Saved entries
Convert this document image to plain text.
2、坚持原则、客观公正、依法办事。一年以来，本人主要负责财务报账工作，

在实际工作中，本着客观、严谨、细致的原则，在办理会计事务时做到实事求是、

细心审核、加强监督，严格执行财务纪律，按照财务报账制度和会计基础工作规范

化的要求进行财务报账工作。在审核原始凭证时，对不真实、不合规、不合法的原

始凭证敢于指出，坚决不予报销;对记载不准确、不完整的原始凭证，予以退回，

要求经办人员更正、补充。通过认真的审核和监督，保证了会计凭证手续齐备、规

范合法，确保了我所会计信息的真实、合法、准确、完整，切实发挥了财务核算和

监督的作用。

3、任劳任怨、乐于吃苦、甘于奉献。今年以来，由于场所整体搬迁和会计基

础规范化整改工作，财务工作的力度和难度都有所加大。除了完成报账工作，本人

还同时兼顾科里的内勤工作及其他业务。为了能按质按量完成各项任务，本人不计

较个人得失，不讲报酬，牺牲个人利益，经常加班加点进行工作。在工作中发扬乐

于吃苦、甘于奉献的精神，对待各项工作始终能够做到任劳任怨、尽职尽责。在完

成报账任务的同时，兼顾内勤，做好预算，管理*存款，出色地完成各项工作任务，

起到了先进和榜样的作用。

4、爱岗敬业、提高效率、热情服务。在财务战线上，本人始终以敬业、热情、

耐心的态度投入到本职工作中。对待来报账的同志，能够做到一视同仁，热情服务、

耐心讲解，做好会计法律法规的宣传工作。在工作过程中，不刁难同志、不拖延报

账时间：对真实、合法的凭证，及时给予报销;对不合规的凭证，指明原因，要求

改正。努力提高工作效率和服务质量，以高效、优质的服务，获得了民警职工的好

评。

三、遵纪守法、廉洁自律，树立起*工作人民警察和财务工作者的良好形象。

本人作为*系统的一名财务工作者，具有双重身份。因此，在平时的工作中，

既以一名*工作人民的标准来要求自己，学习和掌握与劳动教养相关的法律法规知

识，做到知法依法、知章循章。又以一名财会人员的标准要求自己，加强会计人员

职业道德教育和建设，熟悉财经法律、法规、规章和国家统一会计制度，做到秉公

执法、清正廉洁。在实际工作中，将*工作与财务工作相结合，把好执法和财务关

| PROBLEM DETAILS |
All lines above containing the string "在实际工作中" are to be collected.

| FULL RESPONSE |
在实际工作中，本着客观、严谨、细致的原则，在办理会计事务时做到实事求是、
执法、清正廉洁。在实际工作中，将*工作与财务工作相结合，把好执法和财务关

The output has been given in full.